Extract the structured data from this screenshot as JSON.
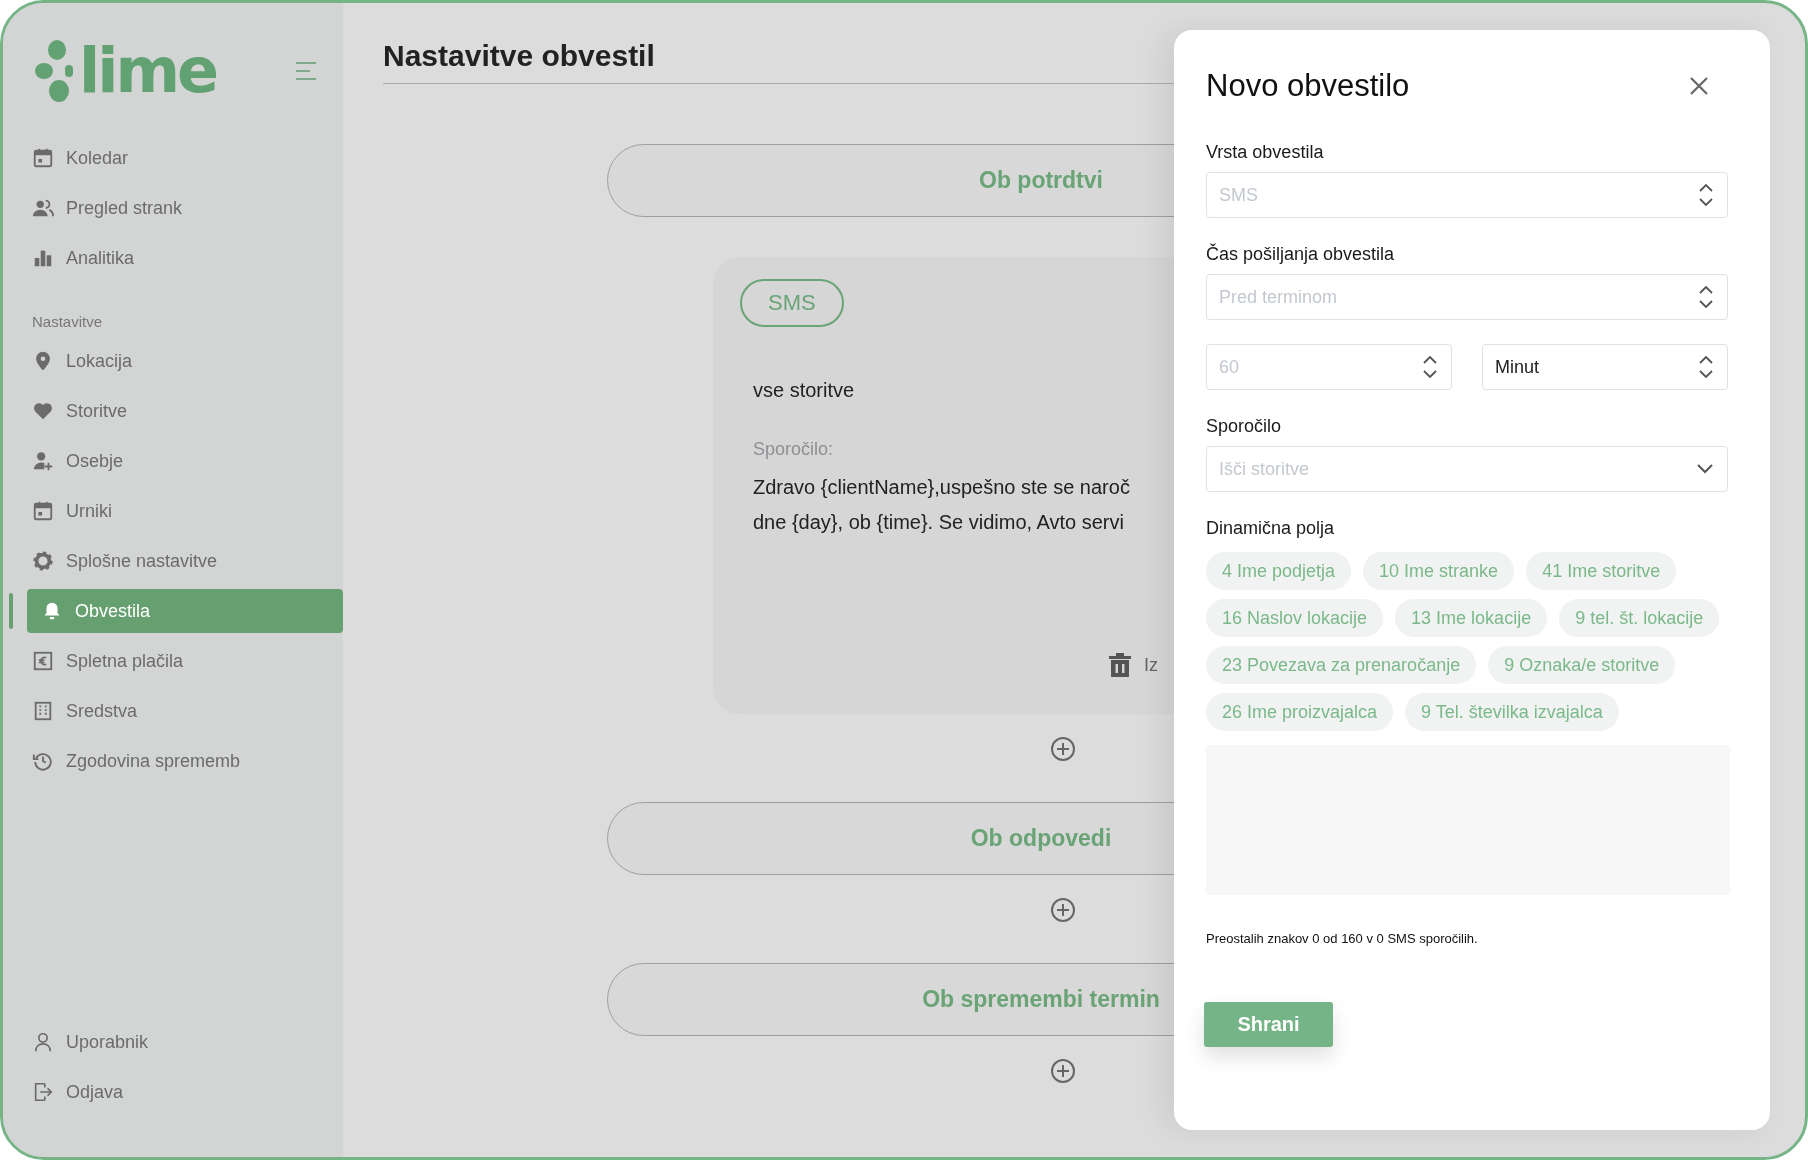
{
  "sidebar": {
    "logo_text": "lime",
    "main_items": [
      {
        "label": "Koledar",
        "selected": false
      },
      {
        "label": "Pregled strank",
        "selected": false
      },
      {
        "label": "Analitika",
        "selected": false
      }
    ],
    "settings_heading": "Nastavitve",
    "settings_items": [
      {
        "label": "Lokacija",
        "selected": false
      },
      {
        "label": "Storitve",
        "selected": false
      },
      {
        "label": "Osebje",
        "selected": false
      },
      {
        "label": "Urniki",
        "selected": false
      },
      {
        "label": "Splošne nastavitve",
        "selected": false
      },
      {
        "label": "Obvestila",
        "selected": true
      },
      {
        "label": "Spletna plačila",
        "selected": false
      },
      {
        "label": "Sredstva",
        "selected": false
      },
      {
        "label": "Zgodovina sprememb",
        "selected": false
      }
    ],
    "bottom_items": [
      {
        "label": "Uporabnik",
        "selected": false
      },
      {
        "label": "Odjava",
        "selected": false
      }
    ]
  },
  "page_title": "Nastavitve obvestil",
  "sections": [
    {
      "title": "Ob potrdtvi",
      "notifications": [
        {
          "badge": "SMS",
          "services": "vse storitve",
          "message_label": "Sporočilo:",
          "message_lines": [
            "Zdravo {clientName},uspešno ste se naroč",
            "dne {day}, ob {time}. Se vidimo, Avto servi"
          ],
          "delete_label": "Iz"
        }
      ]
    },
    {
      "title": "Ob odpovedi"
    },
    {
      "title": "Ob spremembi termin"
    }
  ],
  "modal": {
    "title": "Novo obvestilo",
    "type_field": {
      "label": "Vrsta obvestila",
      "placeholder": "SMS"
    },
    "time_field": {
      "label": "Čas pošiljanja obvestila",
      "placeholder": "Pred terminom"
    },
    "amount_field": {
      "placeholder": "60"
    },
    "unit_field": {
      "value": "Minut"
    },
    "message_field": {
      "label": "Sporočilo",
      "placeholder": "Išči storitve"
    },
    "dynamic_label": "Dinamična polja",
    "dynamic_fields": [
      "4 Ime podjetja",
      "10 Ime stranke",
      "41 Ime storitve",
      "16 Naslov lokacije",
      "13 Ime lokacije",
      "9 tel. št. lokacije",
      "23 Povezava za prenaročanje",
      "9 Oznaka/e storitve",
      "26 Ime proizvajalca",
      "9 Tel. številka izvajalca"
    ],
    "counter": "Preostalih znakov 0 od 160 v 0 SMS sporočilih.",
    "save_button": "Shrani"
  }
}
────────────────────
*SHORT TASK*: Write every entry out again exactly, dropping the pictures.

*ANSWER TO THIS PROBLEM*:
Extract the structured data from this screenshot as JSON.
{
  "sidebar": {
    "logo_text": "lime",
    "main_items": [
      {
        "label": "Koledar",
        "selected": false
      },
      {
        "label": "Pregled strank",
        "selected": false
      },
      {
        "label": "Analitika",
        "selected": false
      }
    ],
    "settings_heading": "Nastavitve",
    "settings_items": [
      {
        "label": "Lokacija",
        "selected": false
      },
      {
        "label": "Storitve",
        "selected": false
      },
      {
        "label": "Osebje",
        "selected": false
      },
      {
        "label": "Urniki",
        "selected": false
      },
      {
        "label": "Splošne nastavitve",
        "selected": false
      },
      {
        "label": "Obvestila",
        "selected": true
      },
      {
        "label": "Spletna plačila",
        "selected": false
      },
      {
        "label": "Sredstva",
        "selected": false
      },
      {
        "label": "Zgodovina sprememb",
        "selected": false
      }
    ],
    "bottom_items": [
      {
        "label": "Uporabnik",
        "selected": false
      },
      {
        "label": "Odjava",
        "selected": false
      }
    ]
  },
  "page_title": "Nastavitve obvestil",
  "sections": [
    {
      "title": "Ob potrdtvi",
      "notifications": [
        {
          "badge": "SMS",
          "services": "vse storitve",
          "message_label": "Sporočilo:",
          "message_lines": [
            "Zdravo {clientName},uspešno ste se naroč",
            "dne {day}, ob {time}. Se vidimo, Avto servi"
          ],
          "delete_label": "Iz"
        }
      ]
    },
    {
      "title": "Ob odpovedi"
    },
    {
      "title": "Ob spremembi termin"
    }
  ],
  "modal": {
    "title": "Novo obvestilo",
    "type_field": {
      "label": "Vrsta obvestila",
      "placeholder": "SMS"
    },
    "time_field": {
      "label": "Čas pošiljanja obvestila",
      "placeholder": "Pred terminom"
    },
    "amount_field": {
      "placeholder": "60"
    },
    "unit_field": {
      "value": "Minut"
    },
    "message_field": {
      "label": "Sporočilo",
      "placeholder": "Išči storitve"
    },
    "dynamic_label": "Dinamična polja",
    "dynamic_fields": [
      "4 Ime podjetja",
      "10 Ime stranke",
      "41 Ime storitve",
      "16 Naslov lokacije",
      "13 Ime lokacije",
      "9 tel. št. lokacije",
      "23 Povezava za prenaročanje",
      "9 Oznaka/e storitve",
      "26 Ime proizvajalca",
      "9 Tel. številka izvajalca"
    ],
    "counter": "Preostalih znakov 0 od 160 v 0 SMS sporočilih.",
    "save_button": "Shrani"
  }
}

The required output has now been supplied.